_What you should do:_ Quote the entries in full, character for character, without their images.
━━━━━ Available records
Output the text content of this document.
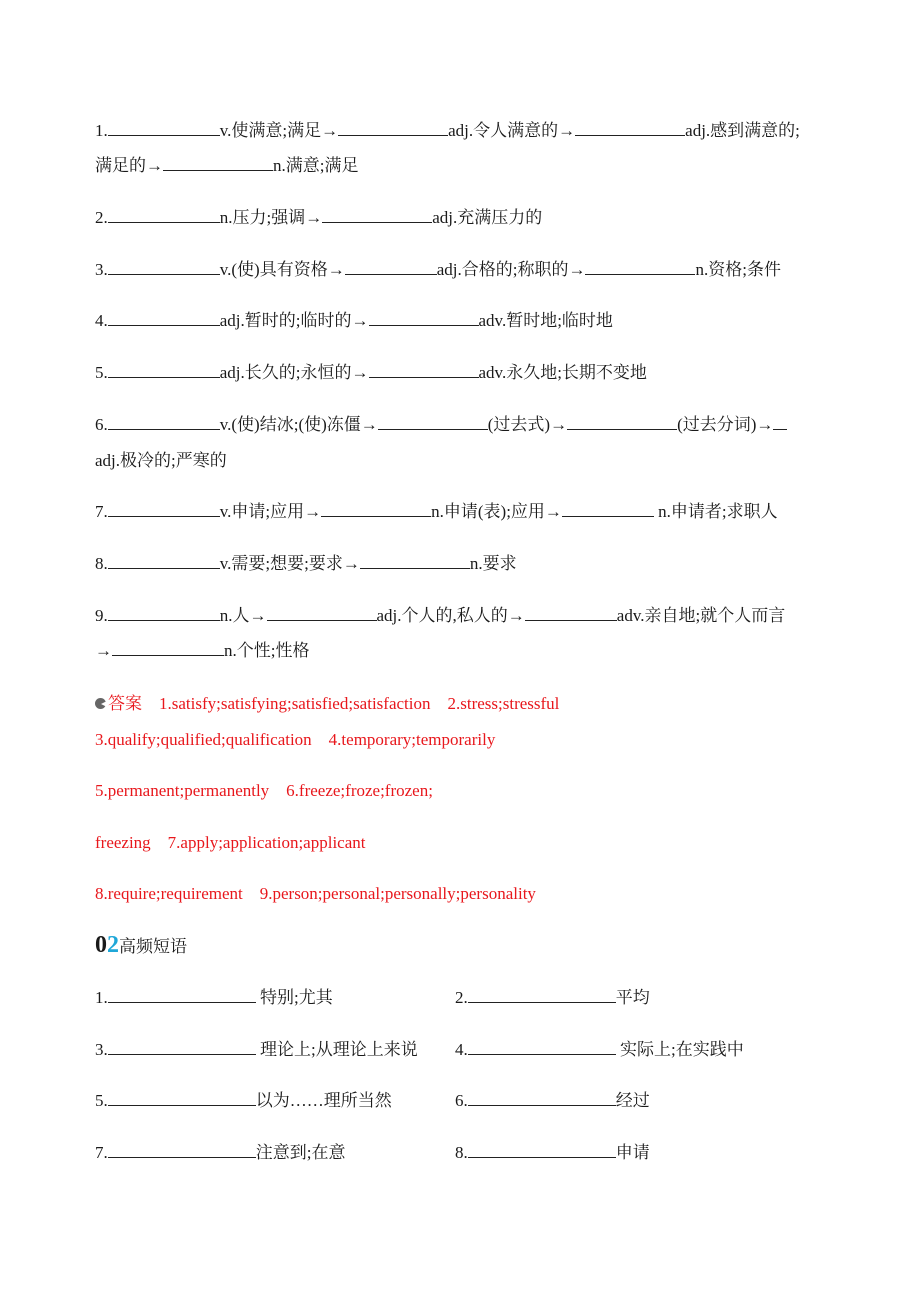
1.	v.使满意;满足→	adj.令人满意的→	adj.感到满意的;
满足的→	n.满意;满足
2.	n.压力;强调→	adj.充满压力的
3.	v.(使)具有资格→	adj.合格的;称职的→	n.资格;条件
4.	adj.暂时的;临时的→	adv.暂时地;临时地
5.	adj.长久的;永恒的→	adv.永久地;长期不变地
6.	v.(使)结冰;(使)冻僵→	(过去式)→	(过去分词)→
adj.极冷的;严寒的
7.	v.申请;应用→	n.申请(表);应用→	n.申请者;求职人
8.	v.需要;想要;要求→	n.要求
9.	n.人→	adj.个人的,私人的→	adv.亲自地;就个人而言
→	n.个性;性格
答案　 1.satisfy;satisfying;satisfied;satisfaction　2.stress;stressful
3.qualify;qualified;qualification　4.temporary;temporarily
5.permanent;permanently　6.freeze;froze;frozen;
freezing　7.apply;application;applicant
8.require;requirement　9.person;personal;personally;personality
02高频短语
1.	特别;尤其	2.	平均
3.	理论上;从理论上来说 4.	实际上;在实践中
5.	以为……理所当然	6.	经过
7.	注意到;在意	8.	申请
━━━━━━━━━━
_Result of the task:_
Output the text content of this document.
1.	v.使满意;满足→	adj.令人满意的→	adj.感到满意的;
满足的→	n.满意;满足
2.	n.压力;强调→	adj.充满压力的
3.	v.(使)具有资格→	adj.合格的;称职的→	n.资格;条件
4.	adj.暂时的;临时的→	adv.暂时地;临时地
5.	adj.长久的;永恒的→	adv.永久地;长期不变地
6.	v.(使)结冰;(使)冻僵→	(过去式)→	(过去分词)→
adj.极冷的;严寒的
7.	v.申请;应用→	n.申请(表);应用→	n.申请者;求职人
8.	v.需要;想要;要求→	n.要求
9.	n.人→	adj.个人的,私人的→	adv.亲自地;就个人而言
→	n.个性;性格
答案　 1.satisfy;satisfying;satisfied;satisfaction　2.stress;stressful
3.qualify;qualified;qualification　4.temporary;temporarily
5.permanent;permanently　6.freeze;froze;frozen;
freezing　7.apply;application;applicant
8.require;requirement　9.person;personal;personally;personality
02高频短语
1.	特别;尤其	2.	平均
3.	理论上;从理论上来说 4.	实际上;在实践中
5.	以为……理所当然	6.	经过
7.	注意到;在意	8.	申请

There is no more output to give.